TASK TO CARRY OUT –
Change every "gauge-tick" in these lines to "gauge-mark", keeping everything else the same, and leave the pictures out of your answer.

▼

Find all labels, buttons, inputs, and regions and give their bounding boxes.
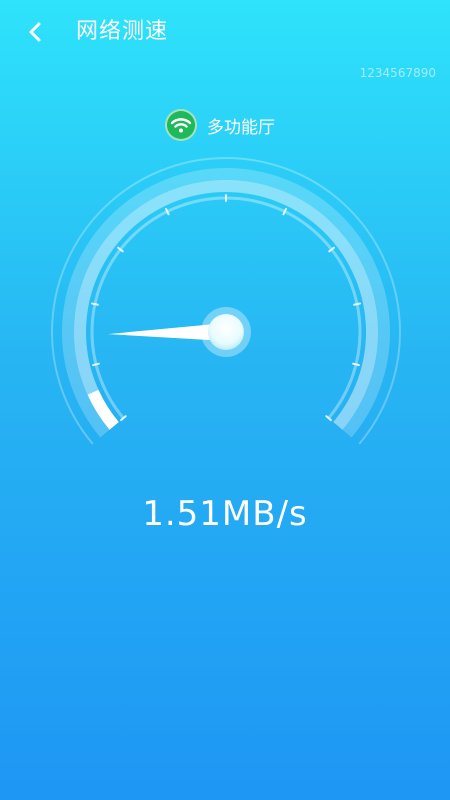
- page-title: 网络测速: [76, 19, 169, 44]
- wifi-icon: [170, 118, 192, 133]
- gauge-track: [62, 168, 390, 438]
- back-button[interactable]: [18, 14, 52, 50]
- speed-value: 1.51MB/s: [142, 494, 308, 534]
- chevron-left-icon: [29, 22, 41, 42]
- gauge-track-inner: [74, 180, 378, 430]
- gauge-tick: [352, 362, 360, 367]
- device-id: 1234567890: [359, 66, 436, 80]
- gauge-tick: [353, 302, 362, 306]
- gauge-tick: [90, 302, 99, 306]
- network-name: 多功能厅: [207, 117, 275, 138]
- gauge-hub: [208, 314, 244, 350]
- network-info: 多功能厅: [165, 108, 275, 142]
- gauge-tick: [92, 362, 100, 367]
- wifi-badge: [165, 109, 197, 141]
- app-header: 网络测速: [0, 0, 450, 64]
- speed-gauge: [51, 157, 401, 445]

▲

TASK RESULT –
Find all labels, buttons, inputs, and regions and give their bounding boxes.
- page-title: 网络测速: [76, 19, 169, 44]
- wifi-icon: [170, 118, 192, 133]
- gauge-track: [62, 168, 390, 438]
- back-button[interactable]: [18, 14, 52, 50]
- speed-value: 1.51MB/s: [142, 494, 308, 534]
- chevron-left-icon: [29, 22, 41, 42]
- gauge-track-inner: [74, 180, 378, 430]
- gauge-mark: [352, 362, 360, 367]
- device-id: 1234567890: [359, 66, 436, 80]
- gauge-mark: [353, 302, 362, 306]
- gauge-mark: [90, 302, 99, 306]
- network-name: 多功能厅: [207, 117, 275, 138]
- gauge-hub: [208, 314, 244, 350]
- network-info: 多功能厅: [165, 108, 275, 142]
- gauge-mark: [92, 362, 100, 367]
- wifi-badge: [165, 109, 197, 141]
- app-header: 网络测速: [0, 0, 450, 64]
- speed-gauge: [51, 157, 401, 445]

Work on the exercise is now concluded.